> **GOAL**
Look for the string "Management" in the lines and copy each line that has it.

·····

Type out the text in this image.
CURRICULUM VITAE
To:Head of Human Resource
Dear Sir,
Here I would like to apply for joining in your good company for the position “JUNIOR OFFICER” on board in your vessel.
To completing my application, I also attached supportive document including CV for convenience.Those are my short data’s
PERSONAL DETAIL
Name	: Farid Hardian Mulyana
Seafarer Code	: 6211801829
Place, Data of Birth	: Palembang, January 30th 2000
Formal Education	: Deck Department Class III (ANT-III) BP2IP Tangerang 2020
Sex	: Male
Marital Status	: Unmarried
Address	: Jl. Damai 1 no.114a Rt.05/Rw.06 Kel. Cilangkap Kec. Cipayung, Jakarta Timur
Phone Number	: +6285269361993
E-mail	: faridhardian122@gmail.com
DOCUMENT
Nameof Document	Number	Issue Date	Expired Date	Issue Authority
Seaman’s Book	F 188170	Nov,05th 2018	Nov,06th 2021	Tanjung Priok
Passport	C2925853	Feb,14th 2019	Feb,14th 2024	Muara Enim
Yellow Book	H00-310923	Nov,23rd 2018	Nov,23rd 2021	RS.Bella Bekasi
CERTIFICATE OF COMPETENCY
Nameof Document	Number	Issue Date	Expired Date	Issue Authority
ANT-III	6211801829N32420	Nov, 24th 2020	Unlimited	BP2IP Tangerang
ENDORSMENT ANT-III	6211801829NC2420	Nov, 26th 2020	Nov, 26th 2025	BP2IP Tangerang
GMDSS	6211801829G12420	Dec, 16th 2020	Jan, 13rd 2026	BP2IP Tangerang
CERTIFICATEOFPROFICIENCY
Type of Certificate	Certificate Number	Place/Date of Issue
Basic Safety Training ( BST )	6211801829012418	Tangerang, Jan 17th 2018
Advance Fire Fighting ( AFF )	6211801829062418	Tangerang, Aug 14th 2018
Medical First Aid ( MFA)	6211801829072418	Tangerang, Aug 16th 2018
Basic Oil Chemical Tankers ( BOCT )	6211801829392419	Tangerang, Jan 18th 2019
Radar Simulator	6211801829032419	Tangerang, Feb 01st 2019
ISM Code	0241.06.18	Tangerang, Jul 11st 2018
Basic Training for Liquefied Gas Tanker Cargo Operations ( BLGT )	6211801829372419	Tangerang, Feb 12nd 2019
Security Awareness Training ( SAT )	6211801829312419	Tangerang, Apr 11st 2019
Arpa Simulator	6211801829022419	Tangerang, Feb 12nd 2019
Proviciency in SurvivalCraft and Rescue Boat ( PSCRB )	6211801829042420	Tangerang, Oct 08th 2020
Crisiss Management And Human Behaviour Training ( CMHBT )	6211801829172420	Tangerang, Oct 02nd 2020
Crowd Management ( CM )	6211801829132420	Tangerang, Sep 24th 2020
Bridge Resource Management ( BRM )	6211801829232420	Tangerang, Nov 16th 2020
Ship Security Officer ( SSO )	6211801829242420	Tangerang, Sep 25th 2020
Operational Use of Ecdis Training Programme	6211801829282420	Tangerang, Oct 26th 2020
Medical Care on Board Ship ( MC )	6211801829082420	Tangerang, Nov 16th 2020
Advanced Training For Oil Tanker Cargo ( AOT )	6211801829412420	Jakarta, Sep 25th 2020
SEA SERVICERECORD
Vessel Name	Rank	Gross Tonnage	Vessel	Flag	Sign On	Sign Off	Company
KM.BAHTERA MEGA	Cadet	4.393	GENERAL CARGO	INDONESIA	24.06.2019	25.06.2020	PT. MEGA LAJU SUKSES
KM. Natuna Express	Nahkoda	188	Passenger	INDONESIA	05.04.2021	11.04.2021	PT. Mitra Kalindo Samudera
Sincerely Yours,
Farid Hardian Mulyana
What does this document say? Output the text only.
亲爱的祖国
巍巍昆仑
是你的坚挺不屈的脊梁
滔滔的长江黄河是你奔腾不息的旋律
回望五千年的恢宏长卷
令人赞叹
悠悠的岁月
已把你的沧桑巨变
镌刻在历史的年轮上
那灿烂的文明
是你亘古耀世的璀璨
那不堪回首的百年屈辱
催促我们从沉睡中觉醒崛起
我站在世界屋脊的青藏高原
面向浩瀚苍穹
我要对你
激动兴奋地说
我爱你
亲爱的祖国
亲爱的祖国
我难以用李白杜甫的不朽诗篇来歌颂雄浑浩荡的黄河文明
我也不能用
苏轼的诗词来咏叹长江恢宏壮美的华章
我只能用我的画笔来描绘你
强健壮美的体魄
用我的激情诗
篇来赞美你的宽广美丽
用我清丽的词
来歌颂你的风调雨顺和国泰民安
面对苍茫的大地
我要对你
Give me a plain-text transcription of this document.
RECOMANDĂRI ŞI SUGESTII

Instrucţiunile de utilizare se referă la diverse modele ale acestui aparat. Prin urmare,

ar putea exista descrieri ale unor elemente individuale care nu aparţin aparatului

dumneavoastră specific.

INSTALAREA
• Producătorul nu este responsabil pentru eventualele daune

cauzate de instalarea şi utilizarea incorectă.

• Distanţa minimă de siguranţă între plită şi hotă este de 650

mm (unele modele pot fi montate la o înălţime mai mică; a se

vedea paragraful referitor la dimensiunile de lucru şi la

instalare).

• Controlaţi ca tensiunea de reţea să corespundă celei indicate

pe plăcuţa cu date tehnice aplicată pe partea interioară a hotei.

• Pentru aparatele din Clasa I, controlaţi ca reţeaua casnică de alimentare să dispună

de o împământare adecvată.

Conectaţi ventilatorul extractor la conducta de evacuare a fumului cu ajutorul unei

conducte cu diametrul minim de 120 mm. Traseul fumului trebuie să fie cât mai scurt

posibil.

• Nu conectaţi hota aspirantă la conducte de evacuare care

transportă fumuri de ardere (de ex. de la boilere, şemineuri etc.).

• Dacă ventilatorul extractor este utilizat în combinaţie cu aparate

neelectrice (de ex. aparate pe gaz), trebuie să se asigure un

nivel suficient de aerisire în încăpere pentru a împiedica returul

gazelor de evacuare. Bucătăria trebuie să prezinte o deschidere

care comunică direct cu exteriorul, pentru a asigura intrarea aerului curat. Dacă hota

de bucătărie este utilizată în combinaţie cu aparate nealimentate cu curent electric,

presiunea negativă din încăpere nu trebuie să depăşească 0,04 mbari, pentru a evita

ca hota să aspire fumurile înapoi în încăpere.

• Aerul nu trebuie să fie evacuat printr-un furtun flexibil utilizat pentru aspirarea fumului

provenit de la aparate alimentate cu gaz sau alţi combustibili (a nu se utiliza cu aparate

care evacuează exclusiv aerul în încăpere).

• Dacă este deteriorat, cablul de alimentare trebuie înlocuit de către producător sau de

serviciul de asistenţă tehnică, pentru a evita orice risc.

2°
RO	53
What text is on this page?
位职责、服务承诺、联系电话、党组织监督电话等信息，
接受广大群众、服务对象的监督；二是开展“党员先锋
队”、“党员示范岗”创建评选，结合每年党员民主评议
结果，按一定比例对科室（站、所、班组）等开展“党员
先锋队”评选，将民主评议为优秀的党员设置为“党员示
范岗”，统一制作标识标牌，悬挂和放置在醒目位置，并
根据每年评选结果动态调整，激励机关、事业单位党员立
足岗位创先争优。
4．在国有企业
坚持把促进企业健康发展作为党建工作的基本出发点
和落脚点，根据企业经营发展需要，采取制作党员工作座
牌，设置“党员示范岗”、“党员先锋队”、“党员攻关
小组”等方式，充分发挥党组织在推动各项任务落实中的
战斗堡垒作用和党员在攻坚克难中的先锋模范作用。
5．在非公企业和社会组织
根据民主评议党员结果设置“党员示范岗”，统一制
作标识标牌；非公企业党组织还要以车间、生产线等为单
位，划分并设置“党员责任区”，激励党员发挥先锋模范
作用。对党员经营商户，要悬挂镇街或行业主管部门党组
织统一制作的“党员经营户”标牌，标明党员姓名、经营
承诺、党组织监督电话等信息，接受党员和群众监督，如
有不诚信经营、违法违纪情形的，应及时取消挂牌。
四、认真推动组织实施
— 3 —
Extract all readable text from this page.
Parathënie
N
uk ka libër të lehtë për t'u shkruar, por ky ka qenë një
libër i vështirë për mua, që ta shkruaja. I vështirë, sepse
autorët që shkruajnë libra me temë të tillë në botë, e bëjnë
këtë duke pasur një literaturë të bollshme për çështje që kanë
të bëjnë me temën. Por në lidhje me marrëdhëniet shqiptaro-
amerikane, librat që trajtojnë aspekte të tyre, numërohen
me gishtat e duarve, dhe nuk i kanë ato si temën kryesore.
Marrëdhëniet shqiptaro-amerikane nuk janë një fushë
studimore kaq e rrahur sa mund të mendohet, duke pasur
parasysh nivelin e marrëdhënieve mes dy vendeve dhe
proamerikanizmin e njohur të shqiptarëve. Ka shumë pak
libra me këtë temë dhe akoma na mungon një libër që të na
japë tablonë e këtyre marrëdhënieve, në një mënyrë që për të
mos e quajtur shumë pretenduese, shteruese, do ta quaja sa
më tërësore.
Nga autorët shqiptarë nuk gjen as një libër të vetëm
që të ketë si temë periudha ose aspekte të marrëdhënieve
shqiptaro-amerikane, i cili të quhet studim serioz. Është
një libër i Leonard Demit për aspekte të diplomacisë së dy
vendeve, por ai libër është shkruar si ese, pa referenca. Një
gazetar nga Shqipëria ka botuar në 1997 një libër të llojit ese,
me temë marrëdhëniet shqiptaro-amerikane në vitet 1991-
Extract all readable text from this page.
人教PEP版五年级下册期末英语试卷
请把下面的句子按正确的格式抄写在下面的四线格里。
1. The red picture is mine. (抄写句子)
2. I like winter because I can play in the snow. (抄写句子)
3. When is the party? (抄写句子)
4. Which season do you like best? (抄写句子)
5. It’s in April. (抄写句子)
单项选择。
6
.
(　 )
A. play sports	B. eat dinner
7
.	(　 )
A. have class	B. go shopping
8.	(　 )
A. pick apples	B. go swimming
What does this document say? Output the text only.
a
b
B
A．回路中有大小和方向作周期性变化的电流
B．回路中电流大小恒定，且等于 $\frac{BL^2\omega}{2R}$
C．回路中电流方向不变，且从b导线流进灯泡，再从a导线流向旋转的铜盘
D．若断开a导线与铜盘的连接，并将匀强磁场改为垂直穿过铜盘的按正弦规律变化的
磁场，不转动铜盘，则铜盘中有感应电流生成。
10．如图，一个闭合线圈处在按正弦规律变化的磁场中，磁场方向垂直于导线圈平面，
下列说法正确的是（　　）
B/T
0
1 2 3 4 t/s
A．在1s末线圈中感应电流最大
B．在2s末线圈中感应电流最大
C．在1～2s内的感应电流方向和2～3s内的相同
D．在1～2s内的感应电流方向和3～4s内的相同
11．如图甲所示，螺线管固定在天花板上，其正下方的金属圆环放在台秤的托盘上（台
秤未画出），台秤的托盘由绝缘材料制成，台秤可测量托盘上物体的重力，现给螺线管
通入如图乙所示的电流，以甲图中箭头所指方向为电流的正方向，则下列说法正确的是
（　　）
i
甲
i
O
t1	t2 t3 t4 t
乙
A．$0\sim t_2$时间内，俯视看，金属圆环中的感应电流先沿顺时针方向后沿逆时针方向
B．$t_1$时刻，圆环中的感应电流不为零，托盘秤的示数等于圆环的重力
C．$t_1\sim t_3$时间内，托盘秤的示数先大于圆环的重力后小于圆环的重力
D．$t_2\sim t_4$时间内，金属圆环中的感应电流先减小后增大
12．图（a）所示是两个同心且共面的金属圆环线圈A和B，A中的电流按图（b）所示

·····

> **EXERCISE RESULT**
Crisiss Management And Human Behaviour Training ( CMHBT )	6211801829172420	Tangerang, Oct 02nd 2020
Crowd Management ( CM )	6211801829132420	Tangerang, Sep 24th 2020
Bridge Resource Management ( BRM )	6211801829232420	Tangerang, Nov 16th 2020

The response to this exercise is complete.